• **Exercise**: Identify each line below containing the string "Plaquettes" and copy it.

— Start of Task material —

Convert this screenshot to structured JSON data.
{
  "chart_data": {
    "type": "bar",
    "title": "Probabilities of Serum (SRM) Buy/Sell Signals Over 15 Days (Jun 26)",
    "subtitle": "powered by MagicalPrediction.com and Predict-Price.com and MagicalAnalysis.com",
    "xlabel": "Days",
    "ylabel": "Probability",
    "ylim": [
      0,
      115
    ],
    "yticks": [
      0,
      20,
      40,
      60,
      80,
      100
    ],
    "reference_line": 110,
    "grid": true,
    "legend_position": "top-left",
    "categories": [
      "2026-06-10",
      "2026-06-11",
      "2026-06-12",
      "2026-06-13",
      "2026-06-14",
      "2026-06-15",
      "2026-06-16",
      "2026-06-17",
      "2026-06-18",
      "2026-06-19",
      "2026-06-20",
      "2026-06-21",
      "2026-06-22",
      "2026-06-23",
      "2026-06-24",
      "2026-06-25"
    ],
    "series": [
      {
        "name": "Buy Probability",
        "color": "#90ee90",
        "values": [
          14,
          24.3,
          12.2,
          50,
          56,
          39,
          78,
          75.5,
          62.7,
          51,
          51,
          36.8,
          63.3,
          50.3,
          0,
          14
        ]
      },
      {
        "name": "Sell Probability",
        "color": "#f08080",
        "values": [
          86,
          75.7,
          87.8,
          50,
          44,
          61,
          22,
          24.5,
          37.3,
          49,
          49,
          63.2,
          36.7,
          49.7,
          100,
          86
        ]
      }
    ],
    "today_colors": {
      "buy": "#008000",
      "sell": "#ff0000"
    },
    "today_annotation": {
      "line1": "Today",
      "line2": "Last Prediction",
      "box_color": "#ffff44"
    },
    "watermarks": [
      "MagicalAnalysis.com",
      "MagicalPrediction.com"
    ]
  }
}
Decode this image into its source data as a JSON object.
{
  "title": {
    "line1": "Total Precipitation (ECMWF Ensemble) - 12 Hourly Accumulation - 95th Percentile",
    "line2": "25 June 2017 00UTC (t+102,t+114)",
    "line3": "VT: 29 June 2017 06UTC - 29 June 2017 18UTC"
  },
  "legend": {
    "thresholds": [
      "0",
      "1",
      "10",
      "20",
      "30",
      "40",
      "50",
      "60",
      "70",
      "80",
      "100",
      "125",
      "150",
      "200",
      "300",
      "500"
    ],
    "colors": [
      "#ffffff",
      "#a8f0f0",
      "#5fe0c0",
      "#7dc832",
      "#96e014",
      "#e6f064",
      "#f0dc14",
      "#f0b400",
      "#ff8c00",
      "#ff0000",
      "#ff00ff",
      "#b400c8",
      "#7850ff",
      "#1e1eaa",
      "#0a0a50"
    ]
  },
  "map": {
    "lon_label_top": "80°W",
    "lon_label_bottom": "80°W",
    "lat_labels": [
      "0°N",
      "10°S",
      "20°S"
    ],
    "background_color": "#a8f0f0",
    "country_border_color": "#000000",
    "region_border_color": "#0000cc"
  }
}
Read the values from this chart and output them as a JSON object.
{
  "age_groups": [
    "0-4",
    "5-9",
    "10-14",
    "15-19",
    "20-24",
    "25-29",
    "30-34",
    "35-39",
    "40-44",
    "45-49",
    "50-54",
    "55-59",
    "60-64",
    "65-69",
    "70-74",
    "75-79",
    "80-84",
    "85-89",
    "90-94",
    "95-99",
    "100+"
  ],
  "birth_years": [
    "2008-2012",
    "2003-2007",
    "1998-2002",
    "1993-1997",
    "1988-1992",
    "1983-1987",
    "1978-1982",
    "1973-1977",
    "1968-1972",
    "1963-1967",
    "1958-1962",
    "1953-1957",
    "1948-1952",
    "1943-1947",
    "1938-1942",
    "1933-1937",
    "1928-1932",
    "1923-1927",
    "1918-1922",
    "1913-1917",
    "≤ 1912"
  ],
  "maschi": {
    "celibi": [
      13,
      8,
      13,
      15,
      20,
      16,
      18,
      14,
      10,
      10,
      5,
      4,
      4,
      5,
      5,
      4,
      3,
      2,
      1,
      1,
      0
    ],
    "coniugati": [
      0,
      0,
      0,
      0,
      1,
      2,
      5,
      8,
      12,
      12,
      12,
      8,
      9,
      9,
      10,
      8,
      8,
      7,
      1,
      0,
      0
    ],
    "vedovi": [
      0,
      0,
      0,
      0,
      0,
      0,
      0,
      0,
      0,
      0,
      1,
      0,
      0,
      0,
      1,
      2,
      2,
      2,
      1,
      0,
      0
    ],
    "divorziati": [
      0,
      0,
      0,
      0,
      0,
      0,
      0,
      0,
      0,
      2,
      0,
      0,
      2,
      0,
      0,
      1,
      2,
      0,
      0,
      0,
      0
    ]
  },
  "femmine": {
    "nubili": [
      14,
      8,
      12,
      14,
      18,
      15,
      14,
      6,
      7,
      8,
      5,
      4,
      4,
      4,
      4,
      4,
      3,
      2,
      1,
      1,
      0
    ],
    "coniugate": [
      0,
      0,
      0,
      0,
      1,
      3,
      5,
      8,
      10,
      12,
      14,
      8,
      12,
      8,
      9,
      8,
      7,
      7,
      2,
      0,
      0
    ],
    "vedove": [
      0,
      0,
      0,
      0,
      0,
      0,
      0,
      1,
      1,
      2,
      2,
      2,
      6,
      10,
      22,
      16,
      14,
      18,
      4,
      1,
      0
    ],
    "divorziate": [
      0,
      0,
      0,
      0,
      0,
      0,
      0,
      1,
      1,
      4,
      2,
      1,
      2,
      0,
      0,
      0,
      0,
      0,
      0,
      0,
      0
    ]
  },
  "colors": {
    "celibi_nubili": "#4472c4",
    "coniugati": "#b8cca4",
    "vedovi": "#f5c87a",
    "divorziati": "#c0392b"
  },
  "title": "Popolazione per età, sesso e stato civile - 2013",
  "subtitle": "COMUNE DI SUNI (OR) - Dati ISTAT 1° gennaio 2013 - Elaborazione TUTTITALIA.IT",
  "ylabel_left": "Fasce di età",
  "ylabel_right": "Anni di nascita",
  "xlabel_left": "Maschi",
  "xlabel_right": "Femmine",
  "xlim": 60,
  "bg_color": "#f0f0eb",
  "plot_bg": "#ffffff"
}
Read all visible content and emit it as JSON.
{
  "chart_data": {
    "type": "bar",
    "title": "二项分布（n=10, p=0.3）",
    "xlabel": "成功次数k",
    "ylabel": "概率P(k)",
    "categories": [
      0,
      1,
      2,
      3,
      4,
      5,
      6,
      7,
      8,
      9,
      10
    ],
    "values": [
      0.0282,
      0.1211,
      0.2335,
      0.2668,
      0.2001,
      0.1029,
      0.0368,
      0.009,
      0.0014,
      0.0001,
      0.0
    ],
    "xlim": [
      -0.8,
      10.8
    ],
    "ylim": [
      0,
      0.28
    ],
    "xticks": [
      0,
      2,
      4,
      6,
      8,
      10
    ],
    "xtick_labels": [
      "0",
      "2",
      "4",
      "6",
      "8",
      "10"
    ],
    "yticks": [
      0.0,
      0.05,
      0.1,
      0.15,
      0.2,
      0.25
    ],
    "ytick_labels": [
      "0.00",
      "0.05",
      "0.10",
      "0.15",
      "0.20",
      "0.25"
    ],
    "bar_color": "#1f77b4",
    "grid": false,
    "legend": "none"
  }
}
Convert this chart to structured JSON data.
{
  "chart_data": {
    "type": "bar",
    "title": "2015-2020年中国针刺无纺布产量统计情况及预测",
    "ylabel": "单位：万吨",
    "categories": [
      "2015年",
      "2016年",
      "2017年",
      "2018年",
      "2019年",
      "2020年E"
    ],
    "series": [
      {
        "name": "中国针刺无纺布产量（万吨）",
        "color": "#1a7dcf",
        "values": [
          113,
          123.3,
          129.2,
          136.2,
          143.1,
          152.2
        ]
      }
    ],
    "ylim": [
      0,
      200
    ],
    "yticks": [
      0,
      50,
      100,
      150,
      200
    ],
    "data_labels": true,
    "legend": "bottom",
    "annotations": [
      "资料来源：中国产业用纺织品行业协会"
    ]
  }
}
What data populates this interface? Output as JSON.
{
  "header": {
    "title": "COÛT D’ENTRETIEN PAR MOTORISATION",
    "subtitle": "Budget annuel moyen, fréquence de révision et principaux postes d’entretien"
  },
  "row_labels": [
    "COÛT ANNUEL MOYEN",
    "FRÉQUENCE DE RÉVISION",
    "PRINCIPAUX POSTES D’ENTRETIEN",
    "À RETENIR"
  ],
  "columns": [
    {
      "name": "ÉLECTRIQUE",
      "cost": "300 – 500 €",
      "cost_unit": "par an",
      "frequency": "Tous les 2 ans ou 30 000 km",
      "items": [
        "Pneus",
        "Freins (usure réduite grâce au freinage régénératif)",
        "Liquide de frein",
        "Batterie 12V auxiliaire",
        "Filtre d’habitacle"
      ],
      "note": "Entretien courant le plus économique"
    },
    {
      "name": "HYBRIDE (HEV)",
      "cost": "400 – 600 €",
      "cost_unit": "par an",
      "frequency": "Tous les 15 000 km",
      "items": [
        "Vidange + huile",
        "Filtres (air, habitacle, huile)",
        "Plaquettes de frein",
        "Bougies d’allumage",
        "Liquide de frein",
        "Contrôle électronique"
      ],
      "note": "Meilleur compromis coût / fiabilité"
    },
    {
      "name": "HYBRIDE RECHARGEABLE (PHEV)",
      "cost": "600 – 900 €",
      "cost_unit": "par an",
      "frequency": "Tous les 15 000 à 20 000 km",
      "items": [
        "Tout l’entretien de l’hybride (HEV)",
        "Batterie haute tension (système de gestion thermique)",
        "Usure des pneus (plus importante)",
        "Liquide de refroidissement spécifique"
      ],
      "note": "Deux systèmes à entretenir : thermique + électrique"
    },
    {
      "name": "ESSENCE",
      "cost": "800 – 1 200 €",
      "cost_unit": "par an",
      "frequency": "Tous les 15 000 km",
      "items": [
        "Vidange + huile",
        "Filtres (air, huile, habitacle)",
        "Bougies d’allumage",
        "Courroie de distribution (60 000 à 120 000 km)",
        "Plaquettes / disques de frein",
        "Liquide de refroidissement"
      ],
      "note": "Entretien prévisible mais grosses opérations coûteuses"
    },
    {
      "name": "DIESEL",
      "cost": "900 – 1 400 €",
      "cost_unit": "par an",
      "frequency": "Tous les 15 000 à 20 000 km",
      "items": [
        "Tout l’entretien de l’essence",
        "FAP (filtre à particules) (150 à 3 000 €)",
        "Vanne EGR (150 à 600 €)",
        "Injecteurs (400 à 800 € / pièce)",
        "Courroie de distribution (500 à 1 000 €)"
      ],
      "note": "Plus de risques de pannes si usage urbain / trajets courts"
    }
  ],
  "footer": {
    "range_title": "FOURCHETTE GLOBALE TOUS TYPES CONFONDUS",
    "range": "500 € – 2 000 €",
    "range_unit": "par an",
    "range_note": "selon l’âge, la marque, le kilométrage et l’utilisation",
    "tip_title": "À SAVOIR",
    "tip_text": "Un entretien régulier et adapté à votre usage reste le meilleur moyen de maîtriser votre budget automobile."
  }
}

— End of Task material —

• **The solution**:
        "Plaquettes de frein",
        "Plaquettes / disques de frein",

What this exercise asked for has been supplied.